» Aufgaben:
#1 Mit welchen beiden Frauen zog sich König Pandu laut dem Text über die indischen Weisen in den Wald zurück?
#2 Aktualisiere in den Datensätzen alles von der Zeile mit „563, 462, 578]“ bis hinunter zur Zeile mit „45, 458, 59]“, beide eingeschlossen, indem du „body-text“ durch „paragraph“ ersetzt. Gib nur diese Zeilen wieder und lass alles andere unverändert.

» Vorliegender Text:

Die indischen Weisen legten sich, wie nicht nur dieses Beispiel zeigt, überhaupt gerne mit den Großen der Welt und des Himmels an, was darauf hindeutet, dass die außerordentliche Macht, die man in diesem Land dem Geist zuspricht, nicht zuletzt die Funktion eines Werkzeuges der Schwachen gegen die Starken hatte. Tatsächlich wurden die Großen von weniger juristisch differenzierenden Weisen auch dann mit Flüchen und übelsten Strafen überzogen, wenn sie ihnen aus Versehen in die Quere gerieten.

 

In fürchterliche Verwicklungen geriet etwa die Familie eines Großen durch die folgende Begegnung mit einem Mann des Geistes, über die ebenfalls das Mahabharata berichtet (wobei bemerkenswerte Parallelen zu den Erfahrungen zu konstatieren sind, die man in unserem Kulturkreis bei dem Versuch machte, den Geist über die Tatsachen zu erheben).

 

Nach dieser Geschichte hatte der König Pandu das Pech, bei der Jagd ein Reh zu erlegen, in dessen Gestalt ein Weiser gerade im Wald lustwandelte, ohne sich allerdings als solcher zu erkennen zu geben. Aus Wut darüber belegte der Weise, der den Anschlag ebenfalls überlebte, den König unter Außerachtlassung der oben dargestellten Irrtumsproblematik und dazu des Grundsatzes, dass die Schwere der Sanktion nach der Höhe der Schuld zu bemessen ist, mit einem besonders perfiden Fluch des Geistes. Der König, so lautete der Richterspruch, müsse sterben, sobald er die Freuden des Bettes genieße (eine Lösung für den Herrschaftsstreit zwischen Geist und Tatsachen, nämlich den leiblichen, für den man auch in unserem Kulturbereich Parallelen findet). Pandu zog sich daraufhin mit seinen beiden Frauen Kunti und Madri in den Wald zurück und lebte wie ein Weiser, wozu auch die Enthaltsamkeit von den Freuden des Bettes gehörte. Da er sich aber dringend Nachkommenschaft wünschte und aus dynastischen Gründen insbesondere Söhne benötigte, bedienten sich die drei, um dieses Anliegen zu verwirklichen, eines Mittels, bei dem der Geist im Verhältnis zu den Tatsachen eine besonders bemerkenswerte Rolle übernahm (eine Form seiner Tätigkeit, die in unserem Kulturkreis ebenfalls nicht unbekannt ist).

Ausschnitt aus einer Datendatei
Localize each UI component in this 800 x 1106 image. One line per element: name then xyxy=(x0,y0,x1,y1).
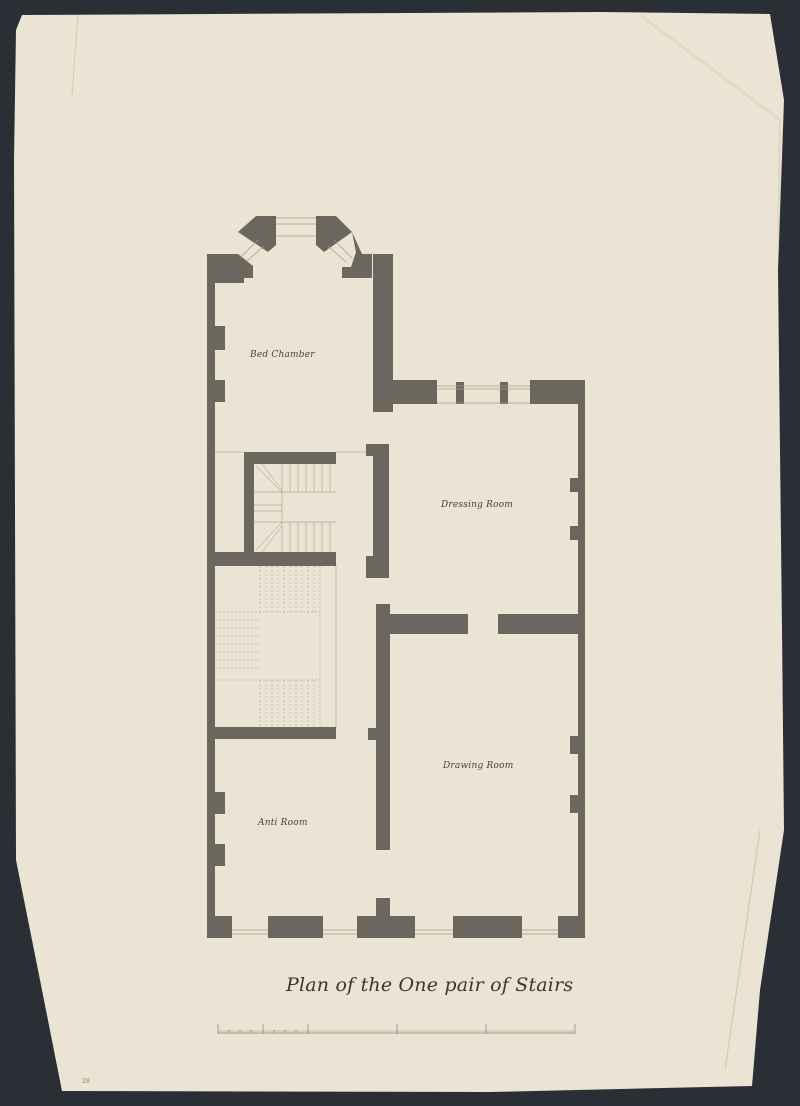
sheet-mark: 28 xyxy=(82,1078,90,1085)
plan-title: Plan of the One pair of Stairs xyxy=(286,974,573,996)
room-label-bed-chamber: Bed Chamber xyxy=(250,350,315,360)
wall-east xyxy=(578,380,585,938)
wall-west xyxy=(207,254,215,938)
room-label-anti-room: Anti Room xyxy=(258,818,308,828)
room-label-dressing-room: Dressing Room xyxy=(441,500,513,510)
room-label-drawing-room: Drawing Room xyxy=(443,761,513,771)
drawing-sheet xyxy=(0,0,800,1106)
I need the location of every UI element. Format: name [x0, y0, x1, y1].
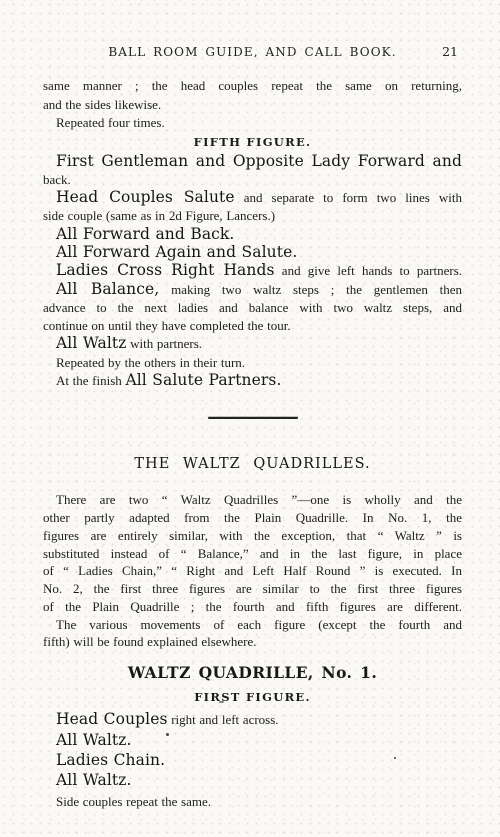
body-text: of “ Ladies Chain,” “ Right and Left Hal…	[43, 563, 462, 578]
text-content: same manner ; the head couples repeat th…	[43, 77, 462, 812]
body-text: No. 2, the first three figures are simil…	[43, 581, 462, 596]
page-number: 21	[442, 45, 458, 59]
section-divider	[208, 417, 298, 419]
dance-call: All Salute Partners.	[125, 371, 281, 389]
text-line: figures are entirely similar, with the e…	[43, 527, 462, 545]
first-figure-lines: Head Couples right and left across.All W…	[43, 710, 462, 812]
text-line: continue on until they have completed th…	[43, 317, 462, 335]
body-text: figures are entirely similar, with the e…	[43, 528, 462, 543]
text-line: Repeated four times.	[43, 114, 462, 133]
ink-speck	[394, 757, 396, 759]
intro-lines: same manner ; the head couples repeat th…	[43, 77, 462, 133]
text-line: Ladies Chain.	[43, 751, 462, 771]
body-text: The various movements of each figure (ex…	[56, 617, 462, 632]
text-line: of the Plain Quadrille ; the fourth and …	[43, 598, 462, 616]
dance-call: Head Couples	[56, 710, 168, 728]
text-line: fifth) will be found explained elsewhere…	[43, 633, 462, 651]
text-line: All Waltz.	[43, 771, 462, 791]
header-title: BALL ROOM GUIDE, AND CALL BOOK.	[108, 45, 396, 59]
text-line: First Gentleman and Opposite Lady Forwar…	[43, 153, 462, 171]
body-text: Side couples repeat the same.	[56, 794, 211, 809]
body-text: There are two “ Waltz Quadrilles ”—one i…	[56, 492, 462, 507]
text-line: The various movements of each figure (ex…	[43, 616, 462, 634]
body-text: continue on until they have completed th…	[43, 318, 291, 333]
text-line: Ladies Cross Right Hands and give left h…	[43, 262, 462, 280]
waltz-quadrille-1-heading: WALTZ QUADRILLE, No. 1.	[43, 663, 462, 682]
first-figure-heading: FIRST FIGURE.	[43, 691, 462, 704]
text-line: same manner ; the head couples repeat th…	[43, 77, 462, 96]
text-line: No. 2, the first three figures are simil…	[43, 580, 462, 598]
dance-call: All Forward Again and Salute.	[56, 243, 297, 261]
body-text: right and left across.	[168, 712, 279, 727]
text-line: advance to the next ladies and balance w…	[43, 299, 462, 317]
dance-call: All Waltz.	[56, 771, 132, 789]
body-text: advance to the next ladies and balance w…	[43, 300, 462, 315]
text-line: Head Couples Salute and separate to form…	[43, 189, 462, 207]
ink-speck	[219, 701, 224, 703]
dance-call: All Waltz.	[56, 731, 132, 749]
body-text: same manner ; the head couples repeat th…	[43, 78, 462, 93]
dance-call: Ladies Cross Right Hands	[56, 261, 275, 279]
text-line: At the finish All Salute Partners.	[43, 372, 462, 390]
body-text: side couple (same as in 2d Figure, Lance…	[43, 208, 275, 223]
ink-speck	[166, 733, 169, 736]
text-line: All Forward Again and Salute.	[43, 244, 462, 262]
body-text: making two waltz steps ; the gentlemen t…	[159, 282, 462, 297]
text-line: All Forward and Back.	[43, 226, 462, 244]
text-line: Side couples repeat the same.	[43, 792, 462, 812]
dance-call: First Gentleman and Opposite Lady Forwar…	[56, 152, 462, 170]
body-text: fifth) will be found explained elsewhere…	[43, 634, 257, 649]
text-line: All Waltz with partners.	[43, 335, 462, 353]
body-text: with partners.	[127, 336, 203, 351]
text-line: and the sides likewise.	[43, 96, 462, 115]
text-line: All Balance, making two waltz steps ; th…	[43, 281, 462, 299]
text-line: of “ Ladies Chain,” “ Right and Left Hal…	[43, 562, 462, 580]
body-text: substituted instead of “ Balance,” and i…	[43, 546, 462, 561]
text-line: There are two “ Waltz Quadrilles ”—one i…	[43, 491, 462, 509]
text-line: Head Couples right and left across.	[43, 710, 462, 730]
text-line: substituted instead of “ Balance,” and i…	[43, 545, 462, 563]
waltz-quadrilles-heading: THE WALTZ QUADRILLES.	[43, 455, 462, 473]
fifth-figure-heading: FIFTH FIGURE.	[43, 136, 462, 149]
dance-call: All Waltz	[56, 334, 127, 352]
body-text: of the Plain Quadrille ; the fourth and …	[43, 599, 462, 614]
fifth-figure-lines: First Gentleman and Opposite Lady Forwar…	[43, 153, 462, 391]
dance-call: All Forward and Back.	[56, 225, 234, 243]
dance-call: Ladies Chain.	[56, 751, 165, 769]
scanned-book-page: BALL ROOM GUIDE, AND CALL BOOK. 21 same …	[0, 0, 500, 837]
body-text: Repeated four times.	[56, 115, 165, 130]
text-line: side couple (same as in 2d Figure, Lance…	[43, 207, 462, 225]
body-text: At the finish	[56, 373, 125, 388]
waltz-intro-lines: There are two “ Waltz Quadrilles ”—one i…	[43, 491, 462, 651]
text-line: back.	[43, 171, 462, 189]
body-text: other partly adapted from the Plain Quad…	[43, 510, 462, 525]
dance-call: Head Couples Salute	[56, 188, 235, 206]
text-line: Repeated by the others in their turn.	[43, 354, 462, 372]
dance-call: All Balance,	[56, 280, 159, 298]
running-header: BALL ROOM GUIDE, AND CALL BOOK. 21	[43, 45, 462, 61]
body-text: and the sides likewise.	[43, 97, 161, 112]
text-line: other partly adapted from the Plain Quad…	[43, 509, 462, 527]
body-text: back.	[43, 172, 71, 187]
text-line: All Waltz.	[43, 731, 462, 751]
body-text: and give left hands to partners.	[275, 263, 462, 278]
body-text: Repeated by the others in their turn.	[56, 355, 245, 370]
body-text: and separate to form two lines with	[235, 190, 462, 205]
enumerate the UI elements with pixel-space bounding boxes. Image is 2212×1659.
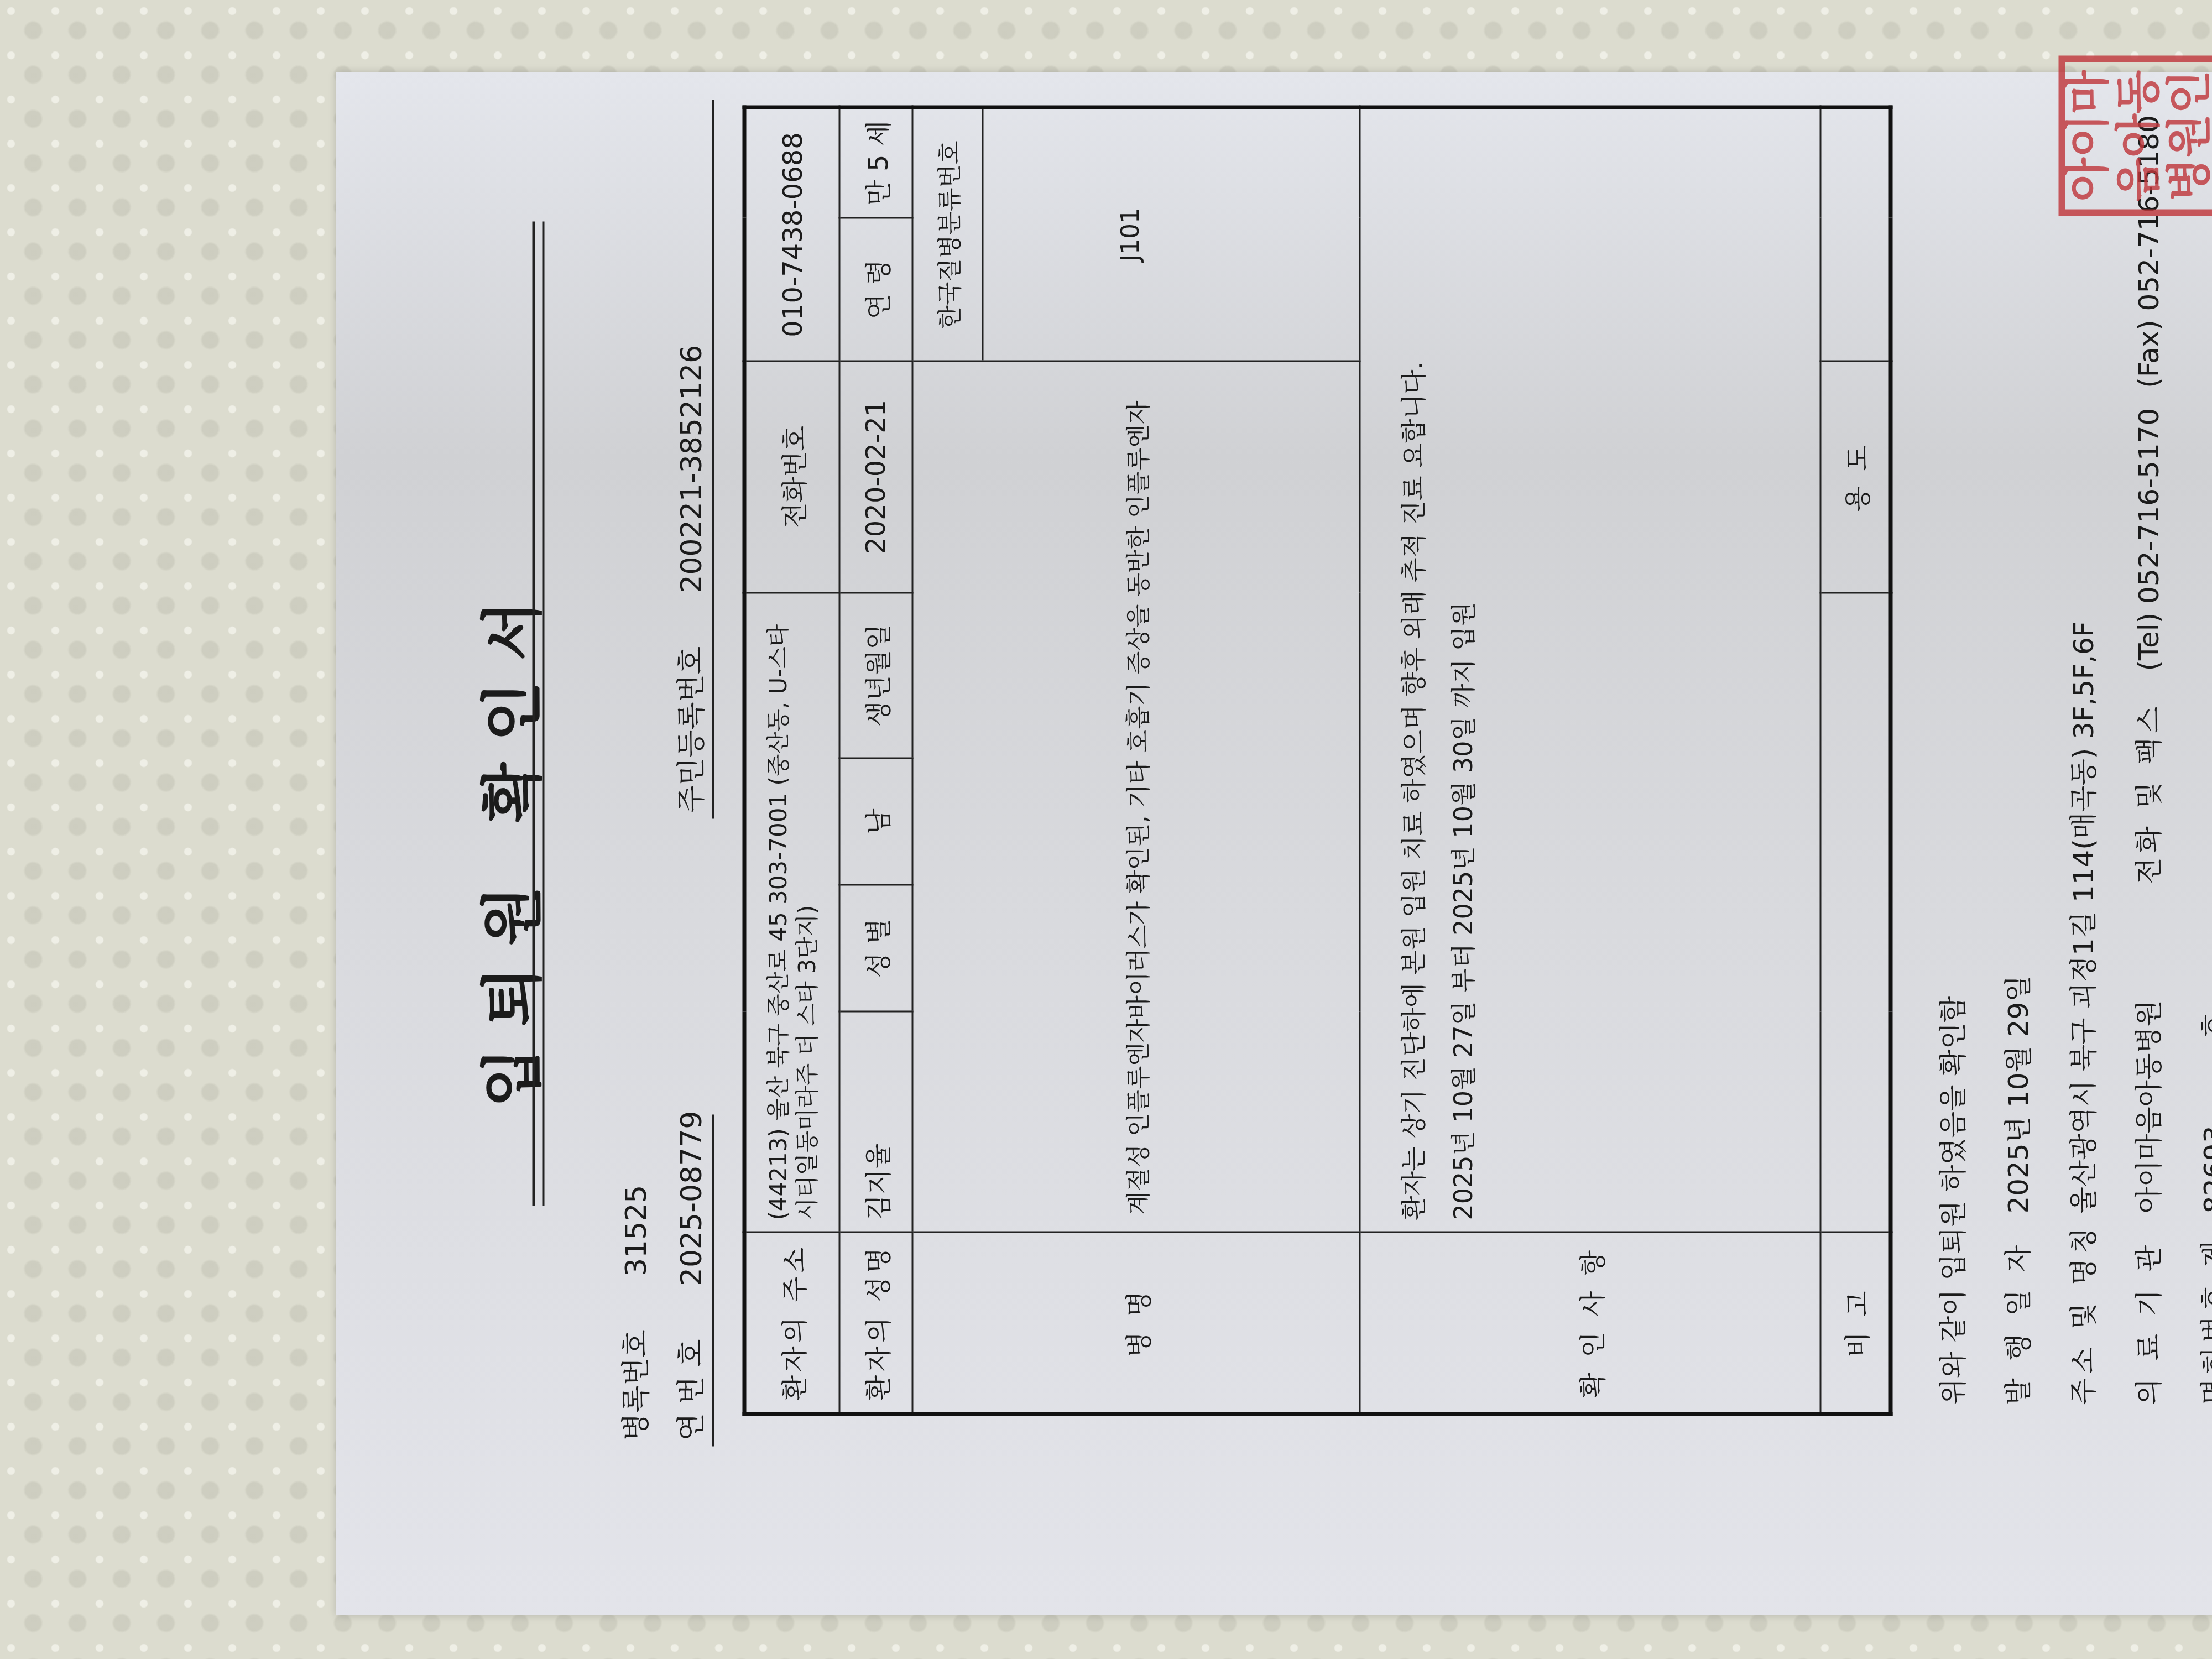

» Lösungen:
#1 Mit Kunti und Madri.

#2
paragraph: of “ Ladies Chain,” “ Right and Left Hal…	[43, 563, 462, 578]
text-content: same manner ; the head couples repeat th…	[43, 77, 462, 812]
paragraph: No. 2, the first three figures are simil…	[43, 581, 462, 596]
page-number: 21	[442, 45, 458, 59]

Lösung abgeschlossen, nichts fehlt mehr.